--- START OF Supplied records ---

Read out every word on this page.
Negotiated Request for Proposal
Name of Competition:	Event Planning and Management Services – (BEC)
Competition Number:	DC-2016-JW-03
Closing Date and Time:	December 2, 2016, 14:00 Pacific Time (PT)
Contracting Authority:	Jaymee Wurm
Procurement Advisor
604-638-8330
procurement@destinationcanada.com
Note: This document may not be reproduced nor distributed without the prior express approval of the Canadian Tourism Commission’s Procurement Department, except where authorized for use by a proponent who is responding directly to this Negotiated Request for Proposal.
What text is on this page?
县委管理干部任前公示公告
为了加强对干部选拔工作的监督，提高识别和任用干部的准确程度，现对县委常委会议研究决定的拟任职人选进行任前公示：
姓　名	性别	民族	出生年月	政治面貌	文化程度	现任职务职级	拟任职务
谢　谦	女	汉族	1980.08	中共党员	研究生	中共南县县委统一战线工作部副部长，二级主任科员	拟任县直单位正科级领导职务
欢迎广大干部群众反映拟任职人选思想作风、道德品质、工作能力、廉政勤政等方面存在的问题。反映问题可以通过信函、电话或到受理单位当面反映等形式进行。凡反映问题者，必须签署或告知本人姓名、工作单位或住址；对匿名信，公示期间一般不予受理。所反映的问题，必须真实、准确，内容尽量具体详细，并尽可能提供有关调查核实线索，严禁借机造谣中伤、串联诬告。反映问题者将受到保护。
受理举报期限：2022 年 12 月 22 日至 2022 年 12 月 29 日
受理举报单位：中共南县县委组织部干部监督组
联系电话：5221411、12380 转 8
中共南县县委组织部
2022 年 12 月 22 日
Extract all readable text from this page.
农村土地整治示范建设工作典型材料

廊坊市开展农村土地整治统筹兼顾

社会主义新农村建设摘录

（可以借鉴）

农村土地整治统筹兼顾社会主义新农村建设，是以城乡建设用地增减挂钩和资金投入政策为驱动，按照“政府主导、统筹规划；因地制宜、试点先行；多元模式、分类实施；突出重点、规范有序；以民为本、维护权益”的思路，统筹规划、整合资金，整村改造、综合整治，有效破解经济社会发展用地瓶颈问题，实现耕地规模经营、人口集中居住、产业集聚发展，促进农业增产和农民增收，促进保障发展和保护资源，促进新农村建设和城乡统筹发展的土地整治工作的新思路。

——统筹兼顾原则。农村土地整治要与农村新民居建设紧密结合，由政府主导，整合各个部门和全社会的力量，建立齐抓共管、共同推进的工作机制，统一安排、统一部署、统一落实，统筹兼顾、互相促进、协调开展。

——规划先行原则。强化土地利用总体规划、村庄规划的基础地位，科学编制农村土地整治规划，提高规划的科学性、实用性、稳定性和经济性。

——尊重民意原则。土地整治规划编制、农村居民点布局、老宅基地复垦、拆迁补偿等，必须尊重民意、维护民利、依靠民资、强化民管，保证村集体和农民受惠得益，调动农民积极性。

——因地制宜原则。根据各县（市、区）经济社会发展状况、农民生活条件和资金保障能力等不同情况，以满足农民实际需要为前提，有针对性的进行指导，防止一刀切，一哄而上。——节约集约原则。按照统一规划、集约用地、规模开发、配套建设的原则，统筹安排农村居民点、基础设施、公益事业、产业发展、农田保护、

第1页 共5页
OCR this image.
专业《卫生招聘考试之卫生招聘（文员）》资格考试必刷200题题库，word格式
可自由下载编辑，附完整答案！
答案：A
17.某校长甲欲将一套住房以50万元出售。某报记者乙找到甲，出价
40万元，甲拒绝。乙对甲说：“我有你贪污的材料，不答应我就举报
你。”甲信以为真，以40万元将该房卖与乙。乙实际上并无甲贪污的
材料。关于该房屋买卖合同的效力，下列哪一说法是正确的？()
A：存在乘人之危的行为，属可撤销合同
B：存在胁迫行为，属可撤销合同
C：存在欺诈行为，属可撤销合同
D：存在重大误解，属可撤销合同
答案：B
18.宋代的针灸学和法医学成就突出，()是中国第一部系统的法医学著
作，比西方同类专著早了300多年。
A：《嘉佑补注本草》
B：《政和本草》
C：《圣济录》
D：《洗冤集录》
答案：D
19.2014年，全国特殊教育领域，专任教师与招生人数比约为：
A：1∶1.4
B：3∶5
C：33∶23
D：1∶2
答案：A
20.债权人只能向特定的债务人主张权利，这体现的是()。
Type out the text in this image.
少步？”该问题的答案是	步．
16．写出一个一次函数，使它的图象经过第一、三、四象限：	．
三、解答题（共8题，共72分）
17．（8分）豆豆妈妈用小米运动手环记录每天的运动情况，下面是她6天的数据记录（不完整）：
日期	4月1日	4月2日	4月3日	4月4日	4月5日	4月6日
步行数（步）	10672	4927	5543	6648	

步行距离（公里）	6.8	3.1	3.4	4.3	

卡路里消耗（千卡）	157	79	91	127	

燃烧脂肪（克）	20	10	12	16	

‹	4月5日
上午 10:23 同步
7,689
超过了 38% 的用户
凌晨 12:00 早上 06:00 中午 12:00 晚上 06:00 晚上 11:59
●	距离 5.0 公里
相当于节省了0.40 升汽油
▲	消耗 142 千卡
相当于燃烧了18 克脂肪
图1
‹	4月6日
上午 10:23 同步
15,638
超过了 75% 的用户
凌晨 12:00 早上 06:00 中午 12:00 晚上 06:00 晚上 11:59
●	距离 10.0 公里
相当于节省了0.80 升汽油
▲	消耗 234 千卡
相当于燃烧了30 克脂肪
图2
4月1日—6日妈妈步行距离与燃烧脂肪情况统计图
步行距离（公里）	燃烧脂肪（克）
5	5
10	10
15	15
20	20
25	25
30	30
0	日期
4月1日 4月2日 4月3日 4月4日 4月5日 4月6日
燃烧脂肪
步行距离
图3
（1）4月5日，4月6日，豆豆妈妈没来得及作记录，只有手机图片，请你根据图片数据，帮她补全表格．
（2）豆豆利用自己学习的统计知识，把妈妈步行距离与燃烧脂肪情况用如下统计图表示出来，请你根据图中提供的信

--- END OF Supplied records ---

**Given instruction**
Can you reproduce all the material exactly?

**Reply to the exercise**
Read out every word on this page.
Negotiated Request for Proposal
Name of Competition:	Event Planning and Management Services – (BEC)
Competition Number:	DC-2016-JW-03
Closing Date and Time:	December 2, 2016, 14:00 Pacific Time (PT)
Contracting Authority:	Jaymee Wurm
Procurement Advisor
604-638-8330
procurement@destinationcanada.com
Note: This document may not be reproduced nor distributed without the prior express approval of the Canadian Tourism Commission’s Procurement Department, except where authorized for use by a proponent who is responding directly to this Negotiated Request for Proposal.
What text is on this page?
县委管理干部任前公示公告
为了加强对干部选拔工作的监督，提高识别和任用干部的准确程度，现对县委常委会议研究决定的拟任职人选进行任前公示：
姓　名	性别	民族	出生年月	政治面貌	文化程度	现任职务职级	拟任职务
谢　谦	女	汉族	1980.08	中共党员	研究生	中共南县县委统一战线工作部副部长，二级主任科员	拟任县直单位正科级领导职务
欢迎广大干部群众反映拟任职人选思想作风、道德品质、工作能力、廉政勤政等方面存在的问题。反映问题可以通过信函、电话或到受理单位当面反映等形式进行。凡反映问题者，必须签署或告知本人姓名、工作单位或住址；对匿名信，公示期间一般不予受理。所反映的问题，必须真实、准确，内容尽量具体详细，并尽可能提供有关调查核实线索，严禁借机造谣中伤、串联诬告。反映问题者将受到保护。
受理举报期限：2022 年 12 月 22 日至 2022 年 12 月 29 日
受理举报单位：中共南县县委组织部干部监督组
联系电话：5221411、12380 转 8
中共南县县委组织部
2022 年 12 月 22 日
Extract all readable text from this page.
农村土地整治示范建设工作典型材料

廊坊市开展农村土地整治统筹兼顾

社会主义新农村建设摘录

（可以借鉴）

农村土地整治统筹兼顾社会主义新农村建设，是以城乡建设用地增减挂钩和资金投入政策为驱动，按照“政府主导、统筹规划；因地制宜、试点先行；多元模式、分类实施；突出重点、规范有序；以民为本、维护权益”的思路，统筹规划、整合资金，整村改造、综合整治，有效破解经济社会发展用地瓶颈问题，实现耕地规模经营、人口集中居住、产业集聚发展，促进农业增产和农民增收，促进保障发展和保护资源，促进新农村建设和城乡统筹发展的土地整治工作的新思路。

——统筹兼顾原则。农村土地整治要与农村新民居建设紧密结合，由政府主导，整合各个部门和全社会的力量，建立齐抓共管、共同推进的工作机制，统一安排、统一部署、统一落实，统筹兼顾、互相促进、协调开展。

——规划先行原则。强化土地利用总体规划、村庄规划的基础地位，科学编制农村土地整治规划，提高规划的科学性、实用性、稳定性和经济性。

——尊重民意原则。土地整治规划编制、农村居民点布局、老宅基地复垦、拆迁补偿等，必须尊重民意、维护民利、依靠民资、强化民管，保证村集体和农民受惠得益，调动农民积极性。

——因地制宜原则。根据各县（市、区）经济社会发展状况、农民生活条件和资金保障能力等不同情况，以满足农民实际需要为前提，有针对性的进行指导，防止一刀切，一哄而上。——节约集约原则。按照统一规划、集约用地、规模开发、配套建设的原则，统筹安排农村居民点、基础设施、公益事业、产业发展、农田保护、

第1页 共5页
OCR this image.
专业《卫生招聘考试之卫生招聘（文员）》资格考试必刷200题题库，word格式
可自由下载编辑，附完整答案！
答案：A
17.某校长甲欲将一套住房以50万元出售。某报记者乙找到甲，出价
40万元，甲拒绝。乙对甲说：“我有你贪污的材料，不答应我就举报
你。”甲信以为真，以40万元将该房卖与乙。乙实际上并无甲贪污的
材料。关于该房屋买卖合同的效力，下列哪一说法是正确的？()
A：存在乘人之危的行为，属可撤销合同
B：存在胁迫行为，属可撤销合同
C：存在欺诈行为，属可撤销合同
D：存在重大误解，属可撤销合同
答案：B
18.宋代的针灸学和法医学成就突出，()是中国第一部系统的法医学著
作，比西方同类专著早了300多年。
A：《嘉佑补注本草》
B：《政和本草》
C：《圣济录》
D：《洗冤集录》
答案：D
19.2014年，全国特殊教育领域，专任教师与招生人数比约为：
A：1∶1.4
B：3∶5
C：33∶23
D：1∶2
答案：A
20.债权人只能向特定的债务人主张权利，这体现的是()。
Type out the text in this image.
少步？”该问题的答案是	步．
16．写出一个一次函数，使它的图象经过第一、三、四象限：	．
三、解答题（共8题，共72分）
17．（8分）豆豆妈妈用小米运动手环记录每天的运动情况，下面是她6天的数据记录（不完整）：
日期	4月1日	4月2日	4月3日	4月4日	4月5日	4月6日
步行数（步）	10672	4927	5543	6648	

步行距离（公里）	6.8	3.1	3.4	4.3	

卡路里消耗（千卡）	157	79	91	127	

燃烧脂肪（克）	20	10	12	16	

‹	4月5日
上午 10:23 同步
7,689
超过了 38% 的用户
凌晨 12:00 早上 06:00 中午 12:00 晚上 06:00 晚上 11:59
●	距离 5.0 公里
相当于节省了0.40 升汽油
▲	消耗 142 千卡
相当于燃烧了18 克脂肪
图1
‹	4月6日
上午 10:23 同步
15,638
超过了 75% 的用户
凌晨 12:00 早上 06:00 中午 12:00 晚上 06:00 晚上 11:59
●	距离 10.0 公里
相当于节省了0.80 升汽油
▲	消耗 234 千卡
相当于燃烧了30 克脂肪
图2
4月1日—6日妈妈步行距离与燃烧脂肪情况统计图
步行距离（公里）	燃烧脂肪（克）
5	5
10	10
15	15
20	20
25	25
30	30
0	日期
4月1日 4月2日 4月3日 4月4日 4月5日 4月6日
燃烧脂肪
步行距离
图3
（1）4月5日，4月6日，豆豆妈妈没来得及作记录，只有手机图片，请你根据图片数据，帮她补全表格．
（2）豆豆利用自己学习的统计知识，把妈妈步行距离与燃烧脂肪情况用如下统计图表示出来，请你根据图中提供的信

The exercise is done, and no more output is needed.